__Instructions for the task__. Make an exact transcription of the material, leaving out all images.

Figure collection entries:
======
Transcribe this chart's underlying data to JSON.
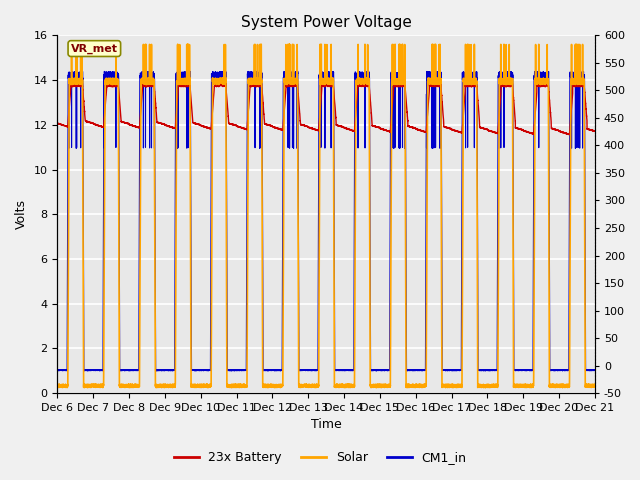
{
  "title": "System Power Voltage",
  "xlabel": "Time",
  "ylabel": "Volts",
  "xlim": [
    0,
    15
  ],
  "ylim_left": [
    0,
    16
  ],
  "ylim_right": [
    -50,
    600
  ],
  "yticks_left": [
    0,
    2,
    4,
    6,
    8,
    10,
    12,
    14,
    16
  ],
  "yticks_right": [
    -50,
    0,
    50,
    100,
    150,
    200,
    250,
    300,
    350,
    400,
    450,
    500,
    550,
    600
  ],
  "xtick_labels": [
    "Dec 6",
    "Dec 7",
    "Dec 8",
    "Dec 9",
    "Dec 10",
    "Dec 11",
    "Dec 12",
    "Dec 13",
    "Dec 14",
    "Dec 15",
    "Dec 16",
    "Dec 17",
    "Dec 18",
    "Dec 19",
    "Dec 20",
    "Dec 21"
  ],
  "plot_bg": "#e8e8e8",
  "fig_bg": "#f0f0f0",
  "grid_color": "#ffffff",
  "vr_met_label": "VR_met",
  "legend_labels": [
    "23x Battery",
    "Solar",
    "CM1_in"
  ],
  "legend_colors": [
    "#cc0000",
    "#ffa500",
    "#0000cc"
  ],
  "title_fontsize": 11,
  "label_fontsize": 9,
  "tick_fontsize": 8
}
======
__Solved problem__.
Transcribe this chart's underlying data to JSON.
{
  "title": "System Power Voltage",
  "xlabel": "Time",
  "ylabel": "Volts",
  "xlim": [
    0,
    15
  ],
  "ylim_left": [
    0,
    16
  ],
  "ylim_right": [
    -50,
    600
  ],
  "yticks_left": [
    0,
    2,
    4,
    6,
    8,
    10,
    12,
    14,
    16
  ],
  "yticks_right": [
    -50,
    0,
    50,
    100,
    150,
    200,
    250,
    300,
    350,
    400,
    450,
    500,
    550,
    600
  ],
  "xtick_labels": [
    "Dec 6",
    "Dec 7",
    "Dec 8",
    "Dec 9",
    "Dec 10",
    "Dec 11",
    "Dec 12",
    "Dec 13",
    "Dec 14",
    "Dec 15",
    "Dec 16",
    "Dec 17",
    "Dec 18",
    "Dec 19",
    "Dec 20",
    "Dec 21"
  ],
  "plot_bg": "#e8e8e8",
  "fig_bg": "#f0f0f0",
  "grid_color": "#ffffff",
  "vr_met_label": "VR_met",
  "legend_labels": [
    "23x Battery",
    "Solar",
    "CM1_in"
  ],
  "legend_colors": [
    "#cc0000",
    "#ffa500",
    "#0000cc"
  ],
  "title_fontsize": 11,
  "label_fontsize": 9,
  "tick_fontsize": 8
}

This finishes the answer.